* [SELECTED PASSAGE]

Single by Thalía

from the album Arrasando
- Released: May 14, 2001
- Recorded: 2000
- Genre: Latin pop
- Length: 3:52
- Label: EMI Latin
- Songwriter: Kike Santander
- Producers: Thalía, Emilio Estefan Jr., Lawrence P. Dermer, Robin Dermer

Thalía singles chronology
| "Reencarnación" (2001) | "Rosalinda" (2001) | "Tú y Yo" (2002) |

= Rosalinda (song) =

1998 single by Thalia

"Rosalinda" is a song by Thalía, released as the fifth single from her album Arrasando.

It is the theme song of Thalía's hit telenovela of the same name.

==Background and impact==
The song is considered to be a catchy up-tempo mix of pop and cumbia. Thalía usually performs the songs as part of a medley with the theme songs for her other telenovelas such as María la del Barrio and Marimar, all which made her be considered a pop princess and household name.

==Single==
1. Rosalinda (Album Version) - 3:52

==Official versions and remixes==
1. Rosalinda (Album Version) - 3:52
2. Rosalinda (Banda Version) - 3:54
3. Rosalinda (Tele-Novela Version) - 1:30

==Credits==
- Words and music: Kike Santander
- Production and arrangement: Kike Santander, Para Crescent Moon Inc.
- Programming and sequencing: Kike Santander, Daniel Betancount
- Guitars: Rene Toledo
- Bass guitar: Kike Santander
- Percussion: Edwin Bonilla
- Trombone: Heman "Teddy" Mule
- Choir: Kike Santander, Maria de Pombo, Lena Perez
- Recording engineers: J.C. Ultoa, Marcelo Añes
- Mixing engineer: Sebastian Krys
- Assistanr engineers: Gustavo Bonnet, Chris Wiggins
- Publisher: F.I.P.P International (BMI)

==Charts==

| Chart (2001) | Peak position |
|---|---|
| US Hot Latin Songs (Billboard) | 46 |
| US Latin Pop Airplay (Billboard) | 23 |
| US Tropical Airplay (Billboard) | 37 |

== Covers ==
- Slovak gypsy artists Tomáš Botló and Vanesa Horáková composition "Phenav".

* [MATERIAL SHOWN]
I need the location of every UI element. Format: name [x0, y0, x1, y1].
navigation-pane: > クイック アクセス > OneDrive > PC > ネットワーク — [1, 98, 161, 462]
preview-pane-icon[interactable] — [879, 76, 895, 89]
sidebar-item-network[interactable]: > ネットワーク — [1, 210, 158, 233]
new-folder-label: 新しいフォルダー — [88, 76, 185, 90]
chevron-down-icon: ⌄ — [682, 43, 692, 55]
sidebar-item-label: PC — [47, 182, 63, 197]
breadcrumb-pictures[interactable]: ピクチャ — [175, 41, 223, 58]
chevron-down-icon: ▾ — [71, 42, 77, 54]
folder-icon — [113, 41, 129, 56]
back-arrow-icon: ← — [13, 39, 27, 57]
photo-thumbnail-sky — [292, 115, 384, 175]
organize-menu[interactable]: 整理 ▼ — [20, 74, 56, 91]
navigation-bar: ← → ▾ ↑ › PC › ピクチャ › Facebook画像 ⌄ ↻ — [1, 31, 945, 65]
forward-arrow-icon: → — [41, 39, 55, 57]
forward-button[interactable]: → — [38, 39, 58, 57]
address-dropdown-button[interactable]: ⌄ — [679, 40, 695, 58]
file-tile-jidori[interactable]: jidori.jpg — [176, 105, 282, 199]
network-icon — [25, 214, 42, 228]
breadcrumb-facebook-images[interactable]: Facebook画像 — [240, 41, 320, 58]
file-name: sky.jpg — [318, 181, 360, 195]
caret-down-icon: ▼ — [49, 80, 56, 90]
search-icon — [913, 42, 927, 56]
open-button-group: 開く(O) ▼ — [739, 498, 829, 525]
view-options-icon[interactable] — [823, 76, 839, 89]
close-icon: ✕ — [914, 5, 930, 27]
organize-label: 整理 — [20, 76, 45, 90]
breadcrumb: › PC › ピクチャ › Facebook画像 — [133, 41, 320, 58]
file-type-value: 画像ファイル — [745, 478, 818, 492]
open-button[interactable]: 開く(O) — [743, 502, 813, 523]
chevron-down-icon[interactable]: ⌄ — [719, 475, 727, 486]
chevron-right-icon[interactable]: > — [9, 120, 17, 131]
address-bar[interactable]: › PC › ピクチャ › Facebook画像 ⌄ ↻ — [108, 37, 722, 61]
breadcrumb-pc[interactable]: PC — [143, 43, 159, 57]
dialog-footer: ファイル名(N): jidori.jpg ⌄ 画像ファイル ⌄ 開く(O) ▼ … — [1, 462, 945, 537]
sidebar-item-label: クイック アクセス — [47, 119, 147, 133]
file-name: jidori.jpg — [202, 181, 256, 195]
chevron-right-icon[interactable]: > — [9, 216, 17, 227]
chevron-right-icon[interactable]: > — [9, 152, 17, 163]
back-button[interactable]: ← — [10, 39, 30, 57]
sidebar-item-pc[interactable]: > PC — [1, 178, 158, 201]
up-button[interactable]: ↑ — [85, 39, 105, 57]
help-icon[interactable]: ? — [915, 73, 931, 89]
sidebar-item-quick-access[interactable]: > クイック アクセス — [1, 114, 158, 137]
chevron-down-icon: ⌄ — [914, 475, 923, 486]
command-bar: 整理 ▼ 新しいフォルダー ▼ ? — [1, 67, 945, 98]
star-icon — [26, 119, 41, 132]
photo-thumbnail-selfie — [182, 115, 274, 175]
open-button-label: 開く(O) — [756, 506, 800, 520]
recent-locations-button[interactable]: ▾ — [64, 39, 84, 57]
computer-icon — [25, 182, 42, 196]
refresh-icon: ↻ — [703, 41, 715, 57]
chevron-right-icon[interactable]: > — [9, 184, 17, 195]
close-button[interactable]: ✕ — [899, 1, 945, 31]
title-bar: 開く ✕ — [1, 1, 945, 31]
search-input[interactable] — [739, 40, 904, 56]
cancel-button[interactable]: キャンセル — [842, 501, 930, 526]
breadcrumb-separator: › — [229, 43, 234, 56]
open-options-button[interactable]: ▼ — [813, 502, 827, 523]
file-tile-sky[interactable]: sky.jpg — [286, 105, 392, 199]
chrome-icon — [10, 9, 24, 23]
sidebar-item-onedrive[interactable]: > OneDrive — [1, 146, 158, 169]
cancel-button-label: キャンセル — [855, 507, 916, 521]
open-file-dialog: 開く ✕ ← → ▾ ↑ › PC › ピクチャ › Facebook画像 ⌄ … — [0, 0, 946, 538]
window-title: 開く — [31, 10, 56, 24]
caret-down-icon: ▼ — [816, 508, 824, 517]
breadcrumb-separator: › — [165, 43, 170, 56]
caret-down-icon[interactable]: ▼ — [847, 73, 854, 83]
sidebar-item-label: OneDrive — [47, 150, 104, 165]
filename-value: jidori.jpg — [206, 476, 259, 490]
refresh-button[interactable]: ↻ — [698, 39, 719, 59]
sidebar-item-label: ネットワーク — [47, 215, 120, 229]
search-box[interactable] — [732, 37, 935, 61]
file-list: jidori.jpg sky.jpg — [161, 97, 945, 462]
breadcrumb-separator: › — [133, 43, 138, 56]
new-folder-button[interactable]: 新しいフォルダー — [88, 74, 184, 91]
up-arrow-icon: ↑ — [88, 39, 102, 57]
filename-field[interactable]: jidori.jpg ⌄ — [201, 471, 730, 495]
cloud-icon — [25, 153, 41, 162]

* [WORK TO COMPLETE] In the text about the song "Rosalinda," what peak position did the song reach on the US Latin Pop Airplay chart?

* [RESULT FOR THIS EXERCISE] It peaked at number 23.